§ **WHAT THIS TASK INVOLVES**
Write out all of the data without omission, exactly as shown.

§ **DATASET ROWS**
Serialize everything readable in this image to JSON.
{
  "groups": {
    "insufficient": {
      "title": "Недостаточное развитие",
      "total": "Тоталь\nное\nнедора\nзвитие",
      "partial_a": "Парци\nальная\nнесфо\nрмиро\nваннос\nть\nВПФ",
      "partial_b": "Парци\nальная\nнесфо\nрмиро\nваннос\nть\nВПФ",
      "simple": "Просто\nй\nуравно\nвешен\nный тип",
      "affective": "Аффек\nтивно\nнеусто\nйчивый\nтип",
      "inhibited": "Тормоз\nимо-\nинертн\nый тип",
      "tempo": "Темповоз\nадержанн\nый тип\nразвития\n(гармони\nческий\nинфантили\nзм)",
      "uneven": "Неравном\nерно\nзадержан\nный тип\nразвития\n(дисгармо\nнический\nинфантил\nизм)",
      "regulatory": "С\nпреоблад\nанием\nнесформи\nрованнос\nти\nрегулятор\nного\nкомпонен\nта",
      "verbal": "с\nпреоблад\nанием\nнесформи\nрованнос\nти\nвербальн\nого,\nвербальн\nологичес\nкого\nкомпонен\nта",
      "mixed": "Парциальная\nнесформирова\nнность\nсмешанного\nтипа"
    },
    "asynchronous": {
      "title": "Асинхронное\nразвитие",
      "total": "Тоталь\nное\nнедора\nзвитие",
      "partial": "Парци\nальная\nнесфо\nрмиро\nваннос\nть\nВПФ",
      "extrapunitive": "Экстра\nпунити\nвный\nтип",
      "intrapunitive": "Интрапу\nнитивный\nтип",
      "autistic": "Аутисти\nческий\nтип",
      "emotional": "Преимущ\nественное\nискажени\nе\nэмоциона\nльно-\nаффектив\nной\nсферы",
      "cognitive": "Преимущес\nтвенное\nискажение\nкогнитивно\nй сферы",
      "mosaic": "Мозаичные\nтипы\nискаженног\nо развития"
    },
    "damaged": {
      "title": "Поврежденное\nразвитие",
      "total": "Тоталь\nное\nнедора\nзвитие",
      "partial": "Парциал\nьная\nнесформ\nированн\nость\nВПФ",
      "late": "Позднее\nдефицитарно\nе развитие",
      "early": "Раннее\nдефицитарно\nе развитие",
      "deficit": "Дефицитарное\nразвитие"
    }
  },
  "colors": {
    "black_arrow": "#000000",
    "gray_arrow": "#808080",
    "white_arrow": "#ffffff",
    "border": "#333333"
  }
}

§ **RESPONSE TO THIS TASK**
Serialize everything readable in this image to JSON.
{
  "groups": {
    "insufficient": {
      "title": "Недостаточное развитие",
      "total": "Тоталь\nное\nнедора\nзвитие",
      "partial_a": "Парци\nальная\nнесфо\nрмиро\nваннос\nть\nВПФ",
      "partial_b": "Парци\nальная\nнесфо\nрмиро\nваннос\nть\nВПФ",
      "simple": "Просто\nй\nуравно\nвешен\nный тип",
      "affective": "Аффек\nтивно\nнеусто\nйчивый\nтип",
      "inhibited": "Тормоз\nимо-\nинертн\nый тип",
      "tempo": "Темповоз\nадержанн\nый тип\nразвития\n(гармони\nческий\nинфантили\nзм)",
      "uneven": "Неравном\nерно\nзадержан\nный тип\nразвития\n(дисгармо\nнический\nинфантил\nизм)",
      "regulatory": "С\nпреоблад\nанием\nнесформи\nрованнос\nти\nрегулятор\nного\nкомпонен\nта",
      "verbal": "с\nпреоблад\nанием\nнесформи\nрованнос\nти\nвербальн\nого,\nвербальн\nологичес\nкого\nкомпонен\nта",
      "mixed": "Парциальная\nнесформирова\nнность\nсмешанного\nтипа"
    },
    "asynchronous": {
      "title": "Асинхронное\nразвитие",
      "total": "Тоталь\nное\nнедора\nзвитие",
      "partial": "Парци\nальная\nнесфо\nрмиро\nваннос\nть\nВПФ",
      "extrapunitive": "Экстра\nпунити\nвный\nтип",
      "intrapunitive": "Интрапу\nнитивный\nтип",
      "autistic": "Аутисти\nческий\nтип",
      "emotional": "Преимущ\nественное\nискажени\nе\nэмоциона\nльно-\nаффектив\nной\nсферы",
      "cognitive": "Преимущес\nтвенное\nискажение\nкогнитивно\nй сферы",
      "mosaic": "Мозаичные\nтипы\nискаженног\nо развития"
    },
    "damaged": {
      "title": "Поврежденное\nразвитие",
      "total": "Тоталь\nное\nнедора\nзвитие",
      "partial": "Парциал\nьная\nнесформ\nированн\nость\nВПФ",
      "late": "Позднее\nдефицитарно\nе развитие",
      "early": "Раннее\nдефицитарно\nе развитие",
      "deficit": "Дефицитарное\nразвитие"
    }
  },
  "colors": {
    "black_arrow": "#000000",
    "gray_arrow": "#808080",
    "white_arrow": "#ffffff",
    "border": "#333333"
  }
}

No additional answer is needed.